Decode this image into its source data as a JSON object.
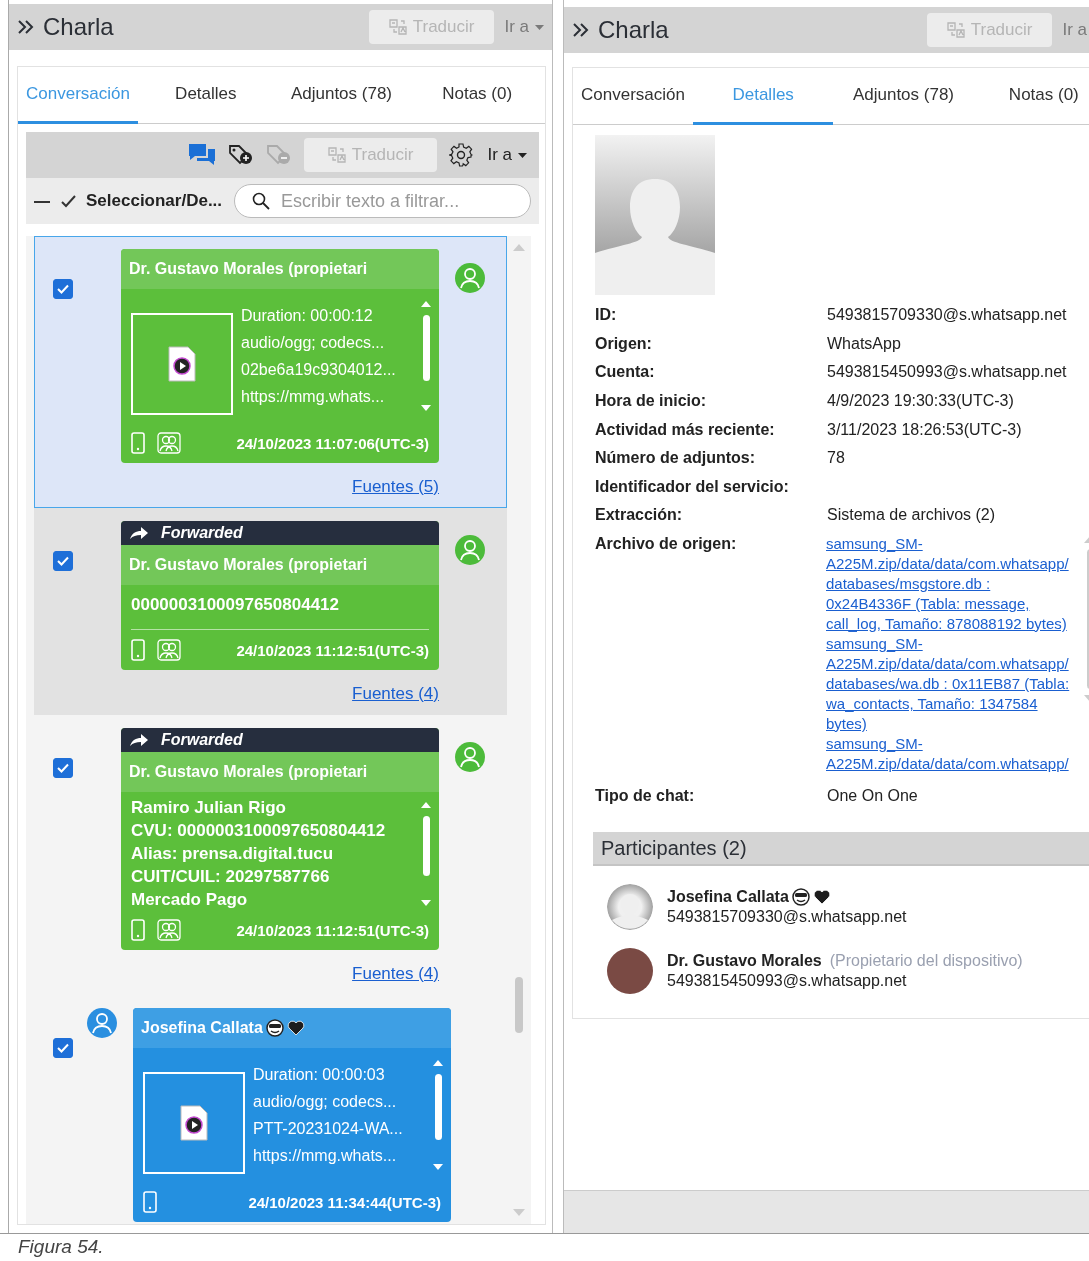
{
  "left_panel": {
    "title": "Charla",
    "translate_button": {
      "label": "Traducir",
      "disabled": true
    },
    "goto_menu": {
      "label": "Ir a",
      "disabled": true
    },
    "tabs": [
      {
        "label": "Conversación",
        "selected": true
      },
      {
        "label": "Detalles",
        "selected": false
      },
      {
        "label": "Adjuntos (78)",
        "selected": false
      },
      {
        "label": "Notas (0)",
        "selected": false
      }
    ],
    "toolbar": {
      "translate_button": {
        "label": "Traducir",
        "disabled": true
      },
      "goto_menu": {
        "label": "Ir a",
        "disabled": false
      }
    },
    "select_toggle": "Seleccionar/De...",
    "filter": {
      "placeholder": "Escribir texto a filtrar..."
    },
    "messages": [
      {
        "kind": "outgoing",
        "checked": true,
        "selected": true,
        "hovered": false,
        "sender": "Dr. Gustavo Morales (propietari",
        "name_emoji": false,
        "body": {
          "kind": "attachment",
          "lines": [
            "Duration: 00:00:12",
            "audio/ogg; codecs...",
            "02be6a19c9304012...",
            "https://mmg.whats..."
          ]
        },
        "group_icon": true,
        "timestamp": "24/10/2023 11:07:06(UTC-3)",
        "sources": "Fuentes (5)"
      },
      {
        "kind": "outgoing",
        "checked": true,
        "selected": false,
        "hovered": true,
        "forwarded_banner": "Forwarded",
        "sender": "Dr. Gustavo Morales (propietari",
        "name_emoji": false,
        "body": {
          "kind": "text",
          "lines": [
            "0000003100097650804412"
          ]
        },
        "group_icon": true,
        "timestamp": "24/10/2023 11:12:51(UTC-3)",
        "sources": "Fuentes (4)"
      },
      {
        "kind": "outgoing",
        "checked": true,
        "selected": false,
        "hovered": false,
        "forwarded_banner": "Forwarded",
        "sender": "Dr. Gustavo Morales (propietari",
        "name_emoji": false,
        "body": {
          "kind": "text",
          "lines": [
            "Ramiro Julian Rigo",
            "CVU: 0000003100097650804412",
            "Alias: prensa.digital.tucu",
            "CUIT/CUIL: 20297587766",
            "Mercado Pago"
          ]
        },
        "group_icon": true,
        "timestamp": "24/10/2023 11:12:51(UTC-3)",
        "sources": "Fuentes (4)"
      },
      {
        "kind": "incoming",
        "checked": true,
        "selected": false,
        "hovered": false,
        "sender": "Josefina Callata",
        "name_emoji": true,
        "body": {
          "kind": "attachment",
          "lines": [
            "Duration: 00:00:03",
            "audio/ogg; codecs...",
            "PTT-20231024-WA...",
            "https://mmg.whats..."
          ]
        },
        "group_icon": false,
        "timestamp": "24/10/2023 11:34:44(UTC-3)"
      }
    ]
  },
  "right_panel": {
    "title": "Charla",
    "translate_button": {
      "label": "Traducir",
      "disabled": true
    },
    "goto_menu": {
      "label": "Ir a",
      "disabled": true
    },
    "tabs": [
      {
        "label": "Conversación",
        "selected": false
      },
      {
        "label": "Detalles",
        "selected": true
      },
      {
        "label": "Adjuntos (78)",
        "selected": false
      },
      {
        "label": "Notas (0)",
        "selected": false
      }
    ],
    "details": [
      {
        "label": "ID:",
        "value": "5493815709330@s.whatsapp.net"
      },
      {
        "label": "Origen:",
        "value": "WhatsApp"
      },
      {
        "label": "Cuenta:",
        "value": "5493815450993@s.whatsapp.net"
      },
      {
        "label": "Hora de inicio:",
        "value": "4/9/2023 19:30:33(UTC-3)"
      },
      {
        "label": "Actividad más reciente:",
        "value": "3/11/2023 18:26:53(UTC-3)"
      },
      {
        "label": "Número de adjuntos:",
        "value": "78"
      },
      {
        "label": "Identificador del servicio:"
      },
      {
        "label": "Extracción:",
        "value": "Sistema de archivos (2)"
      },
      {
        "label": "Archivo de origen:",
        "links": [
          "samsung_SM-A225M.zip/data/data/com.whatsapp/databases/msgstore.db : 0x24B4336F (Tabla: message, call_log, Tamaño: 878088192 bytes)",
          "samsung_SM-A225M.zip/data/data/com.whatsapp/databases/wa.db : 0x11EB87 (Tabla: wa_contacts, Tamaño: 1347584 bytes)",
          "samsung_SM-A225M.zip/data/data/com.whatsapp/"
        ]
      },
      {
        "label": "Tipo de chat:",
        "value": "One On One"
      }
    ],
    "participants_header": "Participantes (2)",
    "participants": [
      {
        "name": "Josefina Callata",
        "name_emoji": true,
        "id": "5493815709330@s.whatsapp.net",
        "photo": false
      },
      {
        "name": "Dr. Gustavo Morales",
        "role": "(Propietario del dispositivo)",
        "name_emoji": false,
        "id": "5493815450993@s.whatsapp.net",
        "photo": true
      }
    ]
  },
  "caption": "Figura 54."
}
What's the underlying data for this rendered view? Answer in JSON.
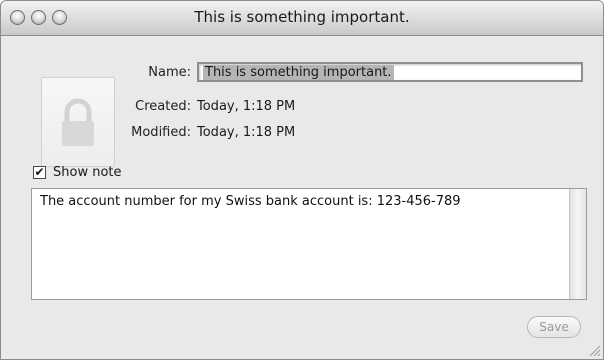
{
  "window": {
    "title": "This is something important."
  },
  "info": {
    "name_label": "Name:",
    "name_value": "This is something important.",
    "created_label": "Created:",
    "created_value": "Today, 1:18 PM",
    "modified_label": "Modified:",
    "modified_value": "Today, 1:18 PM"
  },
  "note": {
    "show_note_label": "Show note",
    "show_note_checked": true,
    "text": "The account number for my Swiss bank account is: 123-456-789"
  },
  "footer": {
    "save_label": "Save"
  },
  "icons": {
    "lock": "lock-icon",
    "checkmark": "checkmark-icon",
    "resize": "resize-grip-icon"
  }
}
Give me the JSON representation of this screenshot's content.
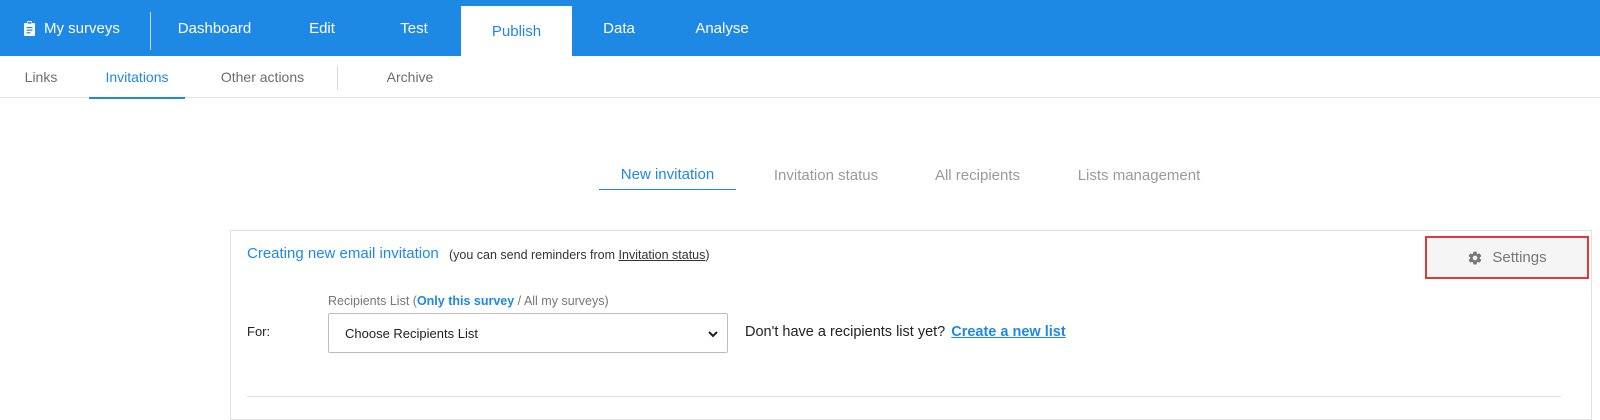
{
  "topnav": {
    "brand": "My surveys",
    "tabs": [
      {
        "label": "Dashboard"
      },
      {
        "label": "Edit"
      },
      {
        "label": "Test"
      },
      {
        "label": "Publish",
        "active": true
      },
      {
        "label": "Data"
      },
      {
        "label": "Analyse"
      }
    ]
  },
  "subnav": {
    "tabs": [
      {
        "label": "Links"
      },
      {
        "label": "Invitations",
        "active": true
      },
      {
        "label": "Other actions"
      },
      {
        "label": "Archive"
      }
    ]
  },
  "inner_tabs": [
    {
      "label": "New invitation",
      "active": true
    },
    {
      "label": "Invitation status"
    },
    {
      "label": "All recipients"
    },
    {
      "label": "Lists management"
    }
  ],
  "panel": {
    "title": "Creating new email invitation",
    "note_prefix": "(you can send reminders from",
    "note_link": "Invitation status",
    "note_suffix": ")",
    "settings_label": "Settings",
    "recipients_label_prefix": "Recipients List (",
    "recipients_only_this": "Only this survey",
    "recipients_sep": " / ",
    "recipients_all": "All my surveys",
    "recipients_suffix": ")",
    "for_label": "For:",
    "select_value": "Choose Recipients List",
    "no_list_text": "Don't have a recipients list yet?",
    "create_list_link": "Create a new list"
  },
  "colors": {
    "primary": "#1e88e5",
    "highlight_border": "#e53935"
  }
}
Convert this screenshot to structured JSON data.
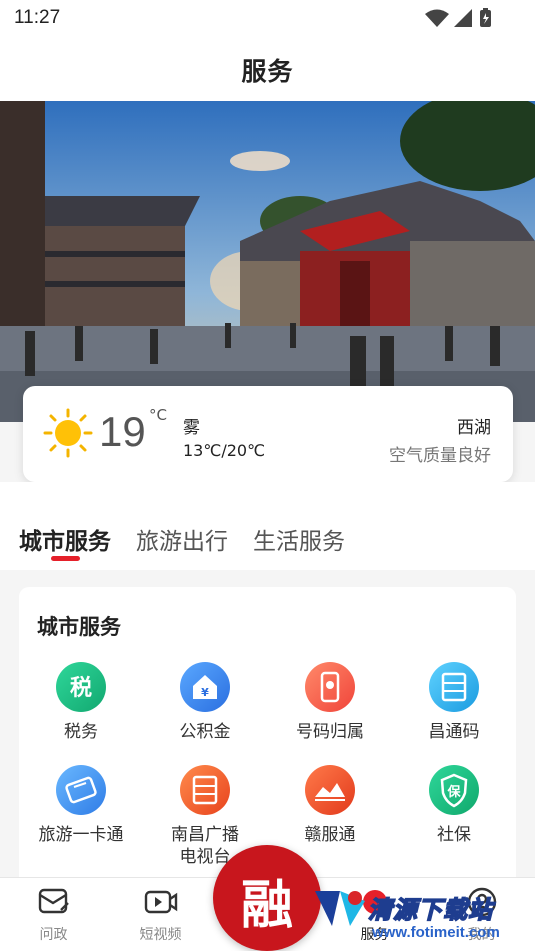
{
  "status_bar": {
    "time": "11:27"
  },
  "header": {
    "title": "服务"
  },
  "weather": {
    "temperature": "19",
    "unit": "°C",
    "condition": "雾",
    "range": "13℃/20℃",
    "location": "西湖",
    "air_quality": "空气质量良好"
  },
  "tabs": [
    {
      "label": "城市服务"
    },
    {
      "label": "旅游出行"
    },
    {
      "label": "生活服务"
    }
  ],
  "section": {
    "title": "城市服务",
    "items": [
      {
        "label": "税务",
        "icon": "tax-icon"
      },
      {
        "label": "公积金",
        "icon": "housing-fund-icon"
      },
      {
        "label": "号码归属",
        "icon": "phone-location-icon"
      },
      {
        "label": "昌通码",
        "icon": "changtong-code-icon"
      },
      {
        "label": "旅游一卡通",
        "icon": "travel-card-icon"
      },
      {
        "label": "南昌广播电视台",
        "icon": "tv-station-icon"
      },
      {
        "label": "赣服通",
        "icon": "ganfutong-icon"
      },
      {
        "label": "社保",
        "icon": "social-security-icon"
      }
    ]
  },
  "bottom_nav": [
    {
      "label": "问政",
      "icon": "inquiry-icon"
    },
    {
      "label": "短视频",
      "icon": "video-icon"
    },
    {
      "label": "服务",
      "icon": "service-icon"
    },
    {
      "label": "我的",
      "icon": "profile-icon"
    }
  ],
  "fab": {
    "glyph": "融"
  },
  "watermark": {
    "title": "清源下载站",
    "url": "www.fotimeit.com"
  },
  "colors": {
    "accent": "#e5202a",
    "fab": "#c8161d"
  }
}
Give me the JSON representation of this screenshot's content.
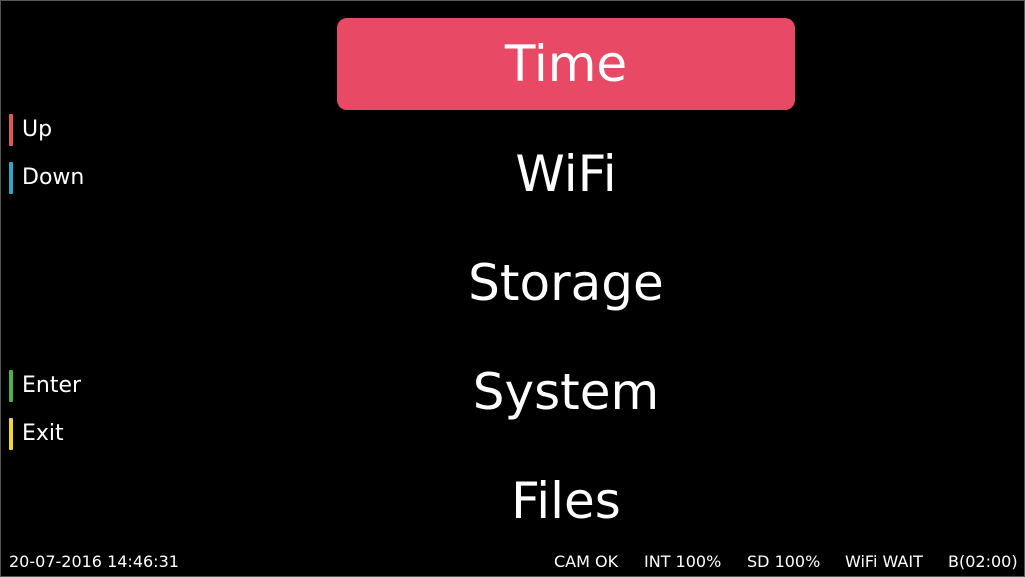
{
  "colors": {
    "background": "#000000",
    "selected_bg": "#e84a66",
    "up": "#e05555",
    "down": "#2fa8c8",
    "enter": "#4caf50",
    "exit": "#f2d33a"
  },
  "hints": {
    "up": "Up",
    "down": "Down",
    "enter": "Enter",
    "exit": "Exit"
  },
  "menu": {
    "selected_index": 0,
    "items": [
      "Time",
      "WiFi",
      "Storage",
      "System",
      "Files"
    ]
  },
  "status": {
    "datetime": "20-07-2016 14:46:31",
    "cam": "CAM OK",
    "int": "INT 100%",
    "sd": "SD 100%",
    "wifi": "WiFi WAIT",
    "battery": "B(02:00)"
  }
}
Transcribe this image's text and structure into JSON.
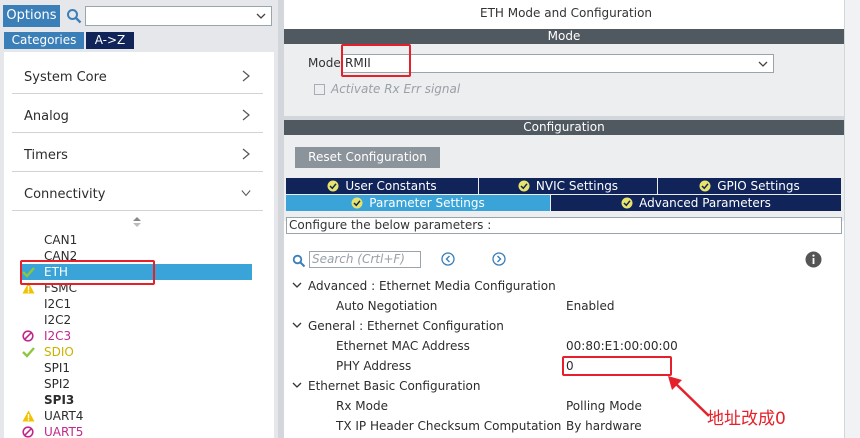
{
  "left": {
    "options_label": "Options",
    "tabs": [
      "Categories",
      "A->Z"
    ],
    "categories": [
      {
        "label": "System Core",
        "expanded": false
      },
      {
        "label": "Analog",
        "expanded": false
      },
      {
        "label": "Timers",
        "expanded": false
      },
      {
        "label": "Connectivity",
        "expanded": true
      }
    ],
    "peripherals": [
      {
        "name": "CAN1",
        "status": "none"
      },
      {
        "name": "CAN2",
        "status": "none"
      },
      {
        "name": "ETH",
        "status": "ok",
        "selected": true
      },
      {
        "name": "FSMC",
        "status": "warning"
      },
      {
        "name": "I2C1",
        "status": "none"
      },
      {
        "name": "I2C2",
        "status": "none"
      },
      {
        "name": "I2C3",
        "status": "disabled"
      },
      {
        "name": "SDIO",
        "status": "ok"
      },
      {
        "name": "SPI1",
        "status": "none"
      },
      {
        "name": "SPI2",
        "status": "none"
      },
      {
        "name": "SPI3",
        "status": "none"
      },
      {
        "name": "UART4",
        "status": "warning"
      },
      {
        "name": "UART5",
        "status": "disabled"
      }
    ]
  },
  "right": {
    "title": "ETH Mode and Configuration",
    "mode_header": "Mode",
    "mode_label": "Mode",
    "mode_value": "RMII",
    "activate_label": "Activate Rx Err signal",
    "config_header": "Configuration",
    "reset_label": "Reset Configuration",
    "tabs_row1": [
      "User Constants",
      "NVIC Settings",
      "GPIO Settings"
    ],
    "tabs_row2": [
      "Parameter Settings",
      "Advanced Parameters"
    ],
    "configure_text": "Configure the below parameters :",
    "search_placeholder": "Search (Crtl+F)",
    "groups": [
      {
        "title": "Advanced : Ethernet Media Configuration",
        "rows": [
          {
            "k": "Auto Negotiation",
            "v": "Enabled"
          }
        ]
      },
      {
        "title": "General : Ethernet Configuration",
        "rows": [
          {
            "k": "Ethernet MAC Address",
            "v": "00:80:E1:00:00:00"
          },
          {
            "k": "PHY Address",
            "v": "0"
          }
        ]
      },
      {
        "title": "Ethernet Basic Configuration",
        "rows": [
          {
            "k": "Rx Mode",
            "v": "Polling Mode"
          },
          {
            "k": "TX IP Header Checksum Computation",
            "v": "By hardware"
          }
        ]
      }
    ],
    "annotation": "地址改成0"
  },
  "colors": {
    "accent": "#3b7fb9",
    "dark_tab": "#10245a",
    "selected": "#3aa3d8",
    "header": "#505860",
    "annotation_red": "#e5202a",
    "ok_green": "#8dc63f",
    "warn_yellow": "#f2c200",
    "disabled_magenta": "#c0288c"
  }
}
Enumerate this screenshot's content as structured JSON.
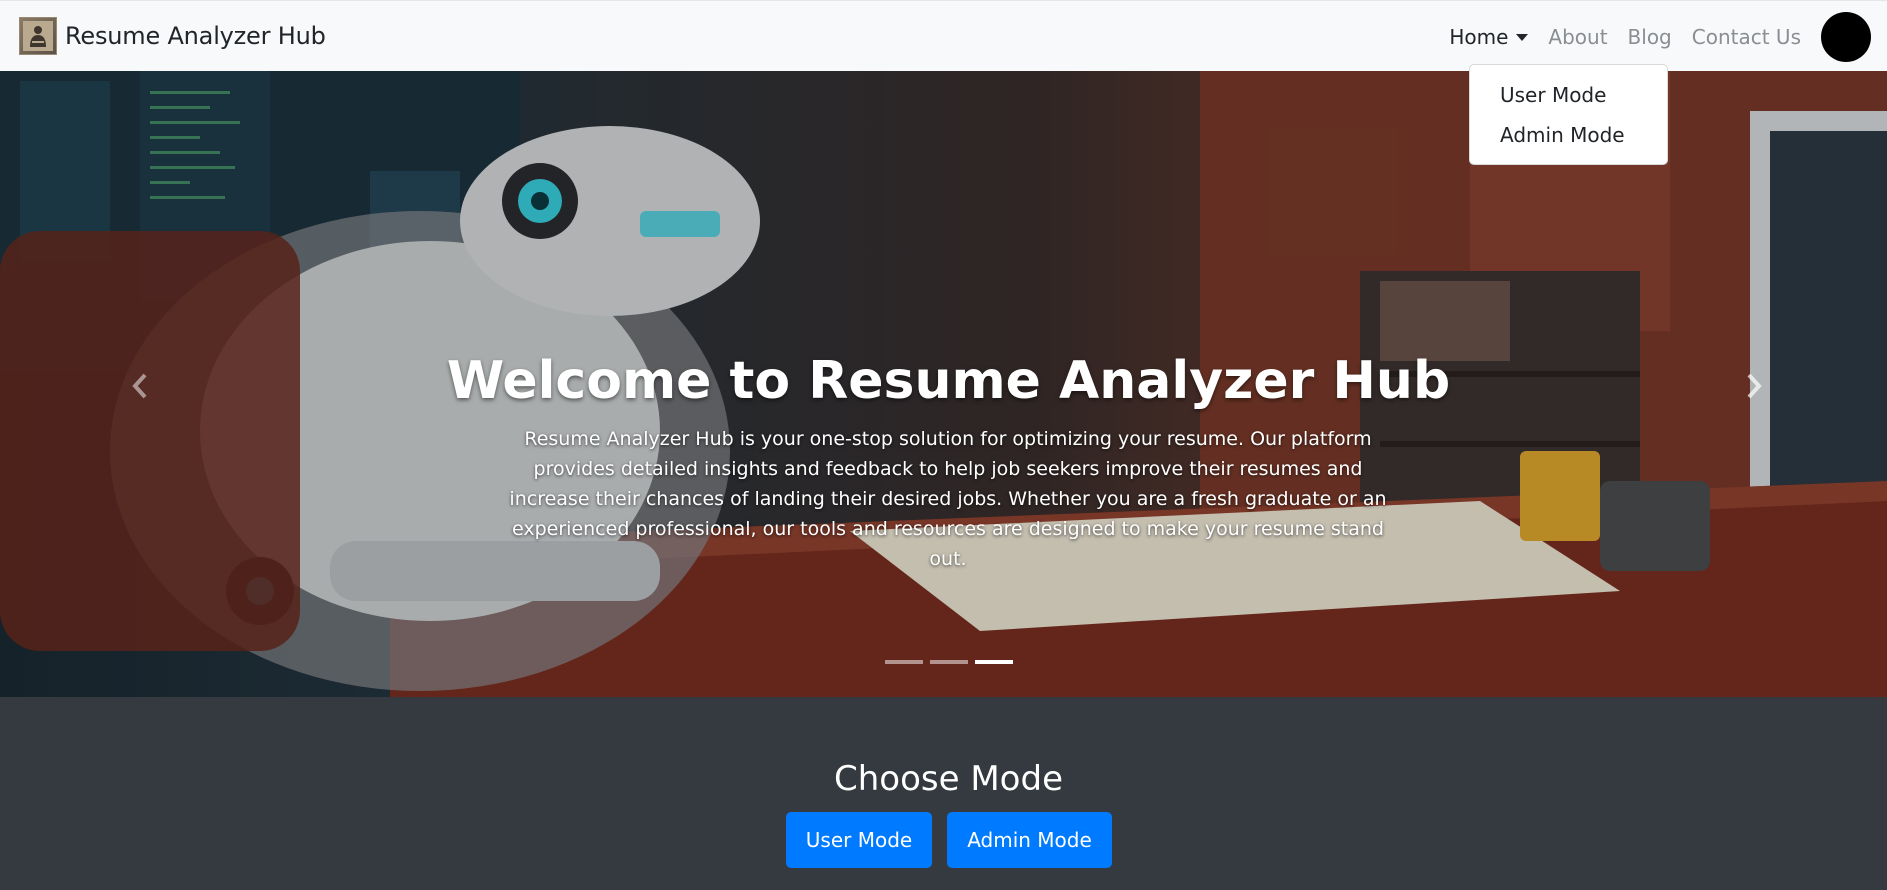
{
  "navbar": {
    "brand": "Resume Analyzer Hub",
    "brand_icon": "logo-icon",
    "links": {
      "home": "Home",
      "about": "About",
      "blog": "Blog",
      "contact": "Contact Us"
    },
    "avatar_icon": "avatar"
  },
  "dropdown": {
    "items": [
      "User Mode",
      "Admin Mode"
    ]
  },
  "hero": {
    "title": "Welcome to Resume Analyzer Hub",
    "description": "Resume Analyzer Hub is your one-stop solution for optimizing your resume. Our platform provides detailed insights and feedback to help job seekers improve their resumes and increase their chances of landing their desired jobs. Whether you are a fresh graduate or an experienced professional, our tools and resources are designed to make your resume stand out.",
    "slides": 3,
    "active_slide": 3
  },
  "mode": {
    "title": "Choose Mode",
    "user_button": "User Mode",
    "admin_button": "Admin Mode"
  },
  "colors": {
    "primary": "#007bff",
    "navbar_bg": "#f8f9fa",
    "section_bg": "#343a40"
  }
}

——————

### What the exercise asks
Find all lines where the word "Callata" appears. Copy them.

### Answer in full
        "sender": "Josefina Callata",
        "name": "Josefina Callata",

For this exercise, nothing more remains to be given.